— begin —

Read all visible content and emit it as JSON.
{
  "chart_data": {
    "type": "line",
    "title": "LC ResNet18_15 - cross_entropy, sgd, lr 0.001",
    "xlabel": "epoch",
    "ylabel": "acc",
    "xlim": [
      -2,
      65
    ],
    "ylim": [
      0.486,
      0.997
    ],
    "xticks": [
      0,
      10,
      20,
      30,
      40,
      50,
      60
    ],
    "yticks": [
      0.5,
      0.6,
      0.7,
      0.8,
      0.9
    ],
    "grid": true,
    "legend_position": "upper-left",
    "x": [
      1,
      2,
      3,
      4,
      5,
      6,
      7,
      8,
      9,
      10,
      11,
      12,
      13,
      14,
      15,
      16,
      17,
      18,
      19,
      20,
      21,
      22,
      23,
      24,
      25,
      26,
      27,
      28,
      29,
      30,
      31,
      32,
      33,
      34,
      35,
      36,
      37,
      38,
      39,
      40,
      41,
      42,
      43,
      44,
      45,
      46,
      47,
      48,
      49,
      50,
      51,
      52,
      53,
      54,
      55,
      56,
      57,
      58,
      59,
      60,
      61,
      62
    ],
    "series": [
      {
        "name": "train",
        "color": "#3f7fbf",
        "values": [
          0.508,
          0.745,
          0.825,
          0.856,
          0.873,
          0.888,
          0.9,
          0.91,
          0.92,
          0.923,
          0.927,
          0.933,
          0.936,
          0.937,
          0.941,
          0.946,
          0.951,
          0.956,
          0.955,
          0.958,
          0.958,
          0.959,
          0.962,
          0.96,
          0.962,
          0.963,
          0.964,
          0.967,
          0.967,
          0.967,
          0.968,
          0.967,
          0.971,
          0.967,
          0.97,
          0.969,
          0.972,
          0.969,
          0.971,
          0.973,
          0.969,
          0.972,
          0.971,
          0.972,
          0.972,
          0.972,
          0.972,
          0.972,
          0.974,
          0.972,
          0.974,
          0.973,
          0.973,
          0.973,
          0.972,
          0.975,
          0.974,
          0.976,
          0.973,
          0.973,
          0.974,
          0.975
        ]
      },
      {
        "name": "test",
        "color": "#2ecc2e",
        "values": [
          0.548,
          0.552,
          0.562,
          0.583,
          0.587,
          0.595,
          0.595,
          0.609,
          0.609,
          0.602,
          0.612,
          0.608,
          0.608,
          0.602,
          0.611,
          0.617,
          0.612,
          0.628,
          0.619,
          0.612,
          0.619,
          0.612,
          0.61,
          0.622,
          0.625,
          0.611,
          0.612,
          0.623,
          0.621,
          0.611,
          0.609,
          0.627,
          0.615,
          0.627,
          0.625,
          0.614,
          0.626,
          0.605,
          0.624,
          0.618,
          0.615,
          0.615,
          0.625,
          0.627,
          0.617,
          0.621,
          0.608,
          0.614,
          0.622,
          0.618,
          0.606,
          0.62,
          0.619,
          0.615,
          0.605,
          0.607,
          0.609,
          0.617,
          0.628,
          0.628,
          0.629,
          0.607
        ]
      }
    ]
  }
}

— end —

> _Required work_: Output every entry shown above, exactly.

> _Problem solution_:
Read all visible content and emit it as JSON.
{
  "chart_data": {
    "type": "line",
    "title": "LC ResNet18_15 - cross_entropy, sgd, lr 0.001",
    "xlabel": "epoch",
    "ylabel": "acc",
    "xlim": [
      -2,
      65
    ],
    "ylim": [
      0.486,
      0.997
    ],
    "xticks": [
      0,
      10,
      20,
      30,
      40,
      50,
      60
    ],
    "yticks": [
      0.5,
      0.6,
      0.7,
      0.8,
      0.9
    ],
    "grid": true,
    "legend_position": "upper-left",
    "x": [
      1,
      2,
      3,
      4,
      5,
      6,
      7,
      8,
      9,
      10,
      11,
      12,
      13,
      14,
      15,
      16,
      17,
      18,
      19,
      20,
      21,
      22,
      23,
      24,
      25,
      26,
      27,
      28,
      29,
      30,
      31,
      32,
      33,
      34,
      35,
      36,
      37,
      38,
      39,
      40,
      41,
      42,
      43,
      44,
      45,
      46,
      47,
      48,
      49,
      50,
      51,
      52,
      53,
      54,
      55,
      56,
      57,
      58,
      59,
      60,
      61,
      62
    ],
    "series": [
      {
        "name": "train",
        "color": "#3f7fbf",
        "values": [
          0.508,
          0.745,
          0.825,
          0.856,
          0.873,
          0.888,
          0.9,
          0.91,
          0.92,
          0.923,
          0.927,
          0.933,
          0.936,
          0.937,
          0.941,
          0.946,
          0.951,
          0.956,
          0.955,
          0.958,
          0.958,
          0.959,
          0.962,
          0.96,
          0.962,
          0.963,
          0.964,
          0.967,
          0.967,
          0.967,
          0.968,
          0.967,
          0.971,
          0.967,
          0.97,
          0.969,
          0.972,
          0.969,
          0.971,
          0.973,
          0.969,
          0.972,
          0.971,
          0.972,
          0.972,
          0.972,
          0.972,
          0.972,
          0.974,
          0.972,
          0.974,
          0.973,
          0.973,
          0.973,
          0.972,
          0.975,
          0.974,
          0.976,
          0.973,
          0.973,
          0.974,
          0.975
        ]
      },
      {
        "name": "test",
        "color": "#2ecc2e",
        "values": [
          0.548,
          0.552,
          0.562,
          0.583,
          0.587,
          0.595,
          0.595,
          0.609,
          0.609,
          0.602,
          0.612,
          0.608,
          0.608,
          0.602,
          0.611,
          0.617,
          0.612,
          0.628,
          0.619,
          0.612,
          0.619,
          0.612,
          0.61,
          0.622,
          0.625,
          0.611,
          0.612,
          0.623,
          0.621,
          0.611,
          0.609,
          0.627,
          0.615,
          0.627,
          0.625,
          0.614,
          0.626,
          0.605,
          0.624,
          0.618,
          0.615,
          0.615,
          0.625,
          0.627,
          0.617,
          0.621,
          0.608,
          0.614,
          0.622,
          0.618,
          0.606,
          0.62,
          0.619,
          0.615,
          0.605,
          0.607,
          0.609,
          0.617,
          0.628,
          0.628,
          0.629,
          0.607
        ]
      }
    ]
  }
}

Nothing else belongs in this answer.